**TASK BRIEF:**
Print the entries below word for word; the pictures stay out of your copy.

**PROVIDED ENTRIES:**
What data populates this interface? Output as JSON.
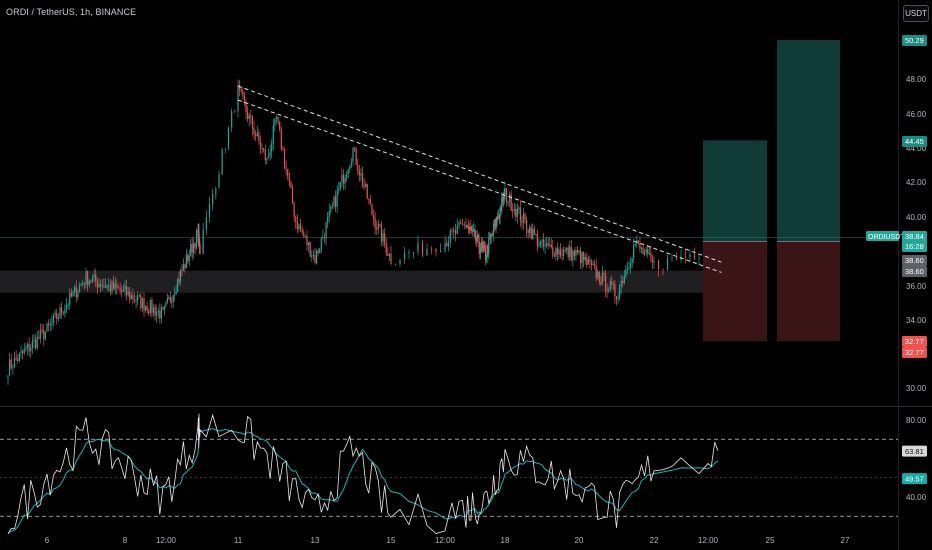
{
  "header": {
    "symbol_title": "ORDI / TetherUS, 1h, BINANCE",
    "currency_button": "USDT"
  },
  "colors": {
    "up": "#26a69a",
    "down": "#ef5350",
    "rsi_line": "#e8e8e8",
    "rsi_ma": "#19b3b0",
    "profit_zone": "#0f3a36",
    "loss_zone": "#3b1417",
    "support_zone": "#2a2a2d"
  },
  "chart_data": [
    {
      "type": "candlestick",
      "title": "ORDI / TetherUS, 1h, BINANCE",
      "x_ticks": [
        "6",
        "8",
        "12:00",
        "11",
        "13",
        "15",
        "12:00",
        "18",
        "20",
        "22",
        "12:00",
        "25",
        "27"
      ],
      "y_ticks": [
        "48.00",
        "46.00",
        "44.00",
        "42.00",
        "40.00",
        "36.00",
        "34.00",
        "32.00",
        "30.00"
      ],
      "ylim": [
        29.0,
        52.0
      ],
      "keypoints": [
        {
          "x": "5",
          "close": 31.2
        },
        {
          "x": "6",
          "close": 33.4
        },
        {
          "x": "7",
          "close": 36.5
        },
        {
          "x": "8",
          "close": 35.6
        },
        {
          "x": "9",
          "close": 34.3
        },
        {
          "x": "10",
          "close": 39.1
        },
        {
          "x": "10 12:00",
          "close": 38.3
        },
        {
          "x": "11",
          "close": 47.3
        },
        {
          "x": "11 18:00",
          "close": 43.2
        },
        {
          "x": "12",
          "close": 45.7
        },
        {
          "x": "12 12:00",
          "close": 39.8
        },
        {
          "x": "13",
          "close": 37.6
        },
        {
          "x": "14",
          "close": 43.9
        },
        {
          "x": "14 12:00",
          "close": 40.2
        },
        {
          "x": "15",
          "close": 37.6
        },
        {
          "x": "16",
          "close": 39.6
        },
        {
          "x": "17",
          "close": 37.8
        },
        {
          "x": "18",
          "close": 41.3
        },
        {
          "x": "19",
          "close": 38.3
        },
        {
          "x": "20",
          "close": 37.8
        },
        {
          "x": "21",
          "close": 35.5
        },
        {
          "x": "21 12:00",
          "close": 38.5
        },
        {
          "x": "22",
          "close": 37.2
        },
        {
          "x": "22 18:00",
          "close": 38.7
        }
      ],
      "trendlines": [
        {
          "name": "upper",
          "from": {
            "x": "11",
            "y": 47.6
          },
          "to": {
            "x": "22 20:00",
            "y": 37.4
          }
        },
        {
          "name": "lower",
          "from": {
            "x": "11",
            "y": 46.8
          },
          "to": {
            "x": "22 20:00",
            "y": 36.8
          }
        }
      ],
      "support_zone": [
        35.6,
        36.9
      ],
      "positions": [
        {
          "entry": 38.6,
          "target": 44.45,
          "stop": 32.77
        },
        {
          "entry": 38.6,
          "target": 50.29,
          "stop": 32.77
        }
      ],
      "price_labels": [
        {
          "text": "50.29",
          "value": 50.29,
          "kind": "profit"
        },
        {
          "text": "44.45",
          "value": 44.45,
          "kind": "profit"
        },
        {
          "text": "ORDIUSDT",
          "value": 38.84,
          "kind": "symbol"
        },
        {
          "text": "38.84",
          "value": 38.84,
          "kind": "last"
        },
        {
          "text": "16:28",
          "value": 38.84,
          "kind": "countdown"
        },
        {
          "text": "38.60",
          "value": 38.6,
          "kind": "entry"
        },
        {
          "text": "38.60",
          "value": 38.6,
          "kind": "entry"
        },
        {
          "text": "32.77",
          "value": 32.77,
          "kind": "loss"
        },
        {
          "text": "32.77",
          "value": 32.77,
          "kind": "loss"
        }
      ]
    },
    {
      "type": "line",
      "y_ticks": [
        "80.00",
        "40.00"
      ],
      "ylim": [
        18,
        88
      ],
      "bands": [
        70,
        30
      ],
      "series_keypoints": [
        {
          "x": "5",
          "rsi": 28
        },
        {
          "x": "7",
          "rsi": 72
        },
        {
          "x": "9",
          "rsi": 40
        },
        {
          "x": "10",
          "rsi": 74
        },
        {
          "x": "11",
          "rsi": 77
        },
        {
          "x": "12",
          "rsi": 55
        },
        {
          "x": "13",
          "rsi": 30
        },
        {
          "x": "14",
          "rsi": 65
        },
        {
          "x": "15",
          "rsi": 30
        },
        {
          "x": "17",
          "rsi": 38
        },
        {
          "x": "18",
          "rsi": 62
        },
        {
          "x": "20",
          "rsi": 45
        },
        {
          "x": "21",
          "rsi": 32
        },
        {
          "x": "22",
          "rsi": 58
        },
        {
          "x": "22 18:00",
          "rsi": 64
        }
      ],
      "price_labels": [
        {
          "text": "63.81",
          "value": 63.81,
          "kind": "rsi"
        },
        {
          "text": "49.57",
          "value": 49.57,
          "kind": "ma"
        }
      ]
    }
  ]
}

**SOLVED EXERCISE:**
What data populates this interface? Output as JSON.
{
  "header": {
    "symbol_title": "ORDI / TetherUS, 1h, BINANCE",
    "currency_button": "USDT"
  },
  "colors": {
    "up": "#26a69a",
    "down": "#ef5350",
    "rsi_line": "#e8e8e8",
    "rsi_ma": "#19b3b0",
    "profit_zone": "#0f3a36",
    "loss_zone": "#3b1417",
    "support_zone": "#2a2a2d"
  },
  "chart_data": [
    {
      "type": "candlestick",
      "title": "ORDI / TetherUS, 1h, BINANCE",
      "x_ticks": [
        "6",
        "8",
        "12:00",
        "11",
        "13",
        "15",
        "12:00",
        "18",
        "20",
        "22",
        "12:00",
        "25",
        "27"
      ],
      "y_ticks": [
        "48.00",
        "46.00",
        "44.00",
        "42.00",
        "40.00",
        "36.00",
        "34.00",
        "32.00",
        "30.00"
      ],
      "ylim": [
        29.0,
        52.0
      ],
      "keypoints": [
        {
          "x": "5",
          "close": 31.2
        },
        {
          "x": "6",
          "close": 33.4
        },
        {
          "x": "7",
          "close": 36.5
        },
        {
          "x": "8",
          "close": 35.6
        },
        {
          "x": "9",
          "close": 34.3
        },
        {
          "x": "10",
          "close": 39.1
        },
        {
          "x": "10 12:00",
          "close": 38.3
        },
        {
          "x": "11",
          "close": 47.3
        },
        {
          "x": "11 18:00",
          "close": 43.2
        },
        {
          "x": "12",
          "close": 45.7
        },
        {
          "x": "12 12:00",
          "close": 39.8
        },
        {
          "x": "13",
          "close": 37.6
        },
        {
          "x": "14",
          "close": 43.9
        },
        {
          "x": "14 12:00",
          "close": 40.2
        },
        {
          "x": "15",
          "close": 37.6
        },
        {
          "x": "16",
          "close": 39.6
        },
        {
          "x": "17",
          "close": 37.8
        },
        {
          "x": "18",
          "close": 41.3
        },
        {
          "x": "19",
          "close": 38.3
        },
        {
          "x": "20",
          "close": 37.8
        },
        {
          "x": "21",
          "close": 35.5
        },
        {
          "x": "21 12:00",
          "close": 38.5
        },
        {
          "x": "22",
          "close": 37.2
        },
        {
          "x": "22 18:00",
          "close": 38.7
        }
      ],
      "trendlines": [
        {
          "name": "upper",
          "from": {
            "x": "11",
            "y": 47.6
          },
          "to": {
            "x": "22 20:00",
            "y": 37.4
          }
        },
        {
          "name": "lower",
          "from": {
            "x": "11",
            "y": 46.8
          },
          "to": {
            "x": "22 20:00",
            "y": 36.8
          }
        }
      ],
      "support_zone": [
        35.6,
        36.9
      ],
      "positions": [
        {
          "entry": 38.6,
          "target": 44.45,
          "stop": 32.77
        },
        {
          "entry": 38.6,
          "target": 50.29,
          "stop": 32.77
        }
      ],
      "price_labels": [
        {
          "text": "50.29",
          "value": 50.29,
          "kind": "profit"
        },
        {
          "text": "44.45",
          "value": 44.45,
          "kind": "profit"
        },
        {
          "text": "ORDIUSDT",
          "value": 38.84,
          "kind": "symbol"
        },
        {
          "text": "38.84",
          "value": 38.84,
          "kind": "last"
        },
        {
          "text": "16:28",
          "value": 38.84,
          "kind": "countdown"
        },
        {
          "text": "38.60",
          "value": 38.6,
          "kind": "entry"
        },
        {
          "text": "38.60",
          "value": 38.6,
          "kind": "entry"
        },
        {
          "text": "32.77",
          "value": 32.77,
          "kind": "loss"
        },
        {
          "text": "32.77",
          "value": 32.77,
          "kind": "loss"
        }
      ]
    },
    {
      "type": "line",
      "y_ticks": [
        "80.00",
        "40.00"
      ],
      "ylim": [
        18,
        88
      ],
      "bands": [
        70,
        30
      ],
      "series_keypoints": [
        {
          "x": "5",
          "rsi": 28
        },
        {
          "x": "7",
          "rsi": 72
        },
        {
          "x": "9",
          "rsi": 40
        },
        {
          "x": "10",
          "rsi": 74
        },
        {
          "x": "11",
          "rsi": 77
        },
        {
          "x": "12",
          "rsi": 55
        },
        {
          "x": "13",
          "rsi": 30
        },
        {
          "x": "14",
          "rsi": 65
        },
        {
          "x": "15",
          "rsi": 30
        },
        {
          "x": "17",
          "rsi": 38
        },
        {
          "x": "18",
          "rsi": 62
        },
        {
          "x": "20",
          "rsi": 45
        },
        {
          "x": "21",
          "rsi": 32
        },
        {
          "x": "22",
          "rsi": 58
        },
        {
          "x": "22 18:00",
          "rsi": 64
        }
      ],
      "price_labels": [
        {
          "text": "63.81",
          "value": 63.81,
          "kind": "rsi"
        },
        {
          "text": "49.57",
          "value": 49.57,
          "kind": "ma"
        }
      ]
    }
  ]
}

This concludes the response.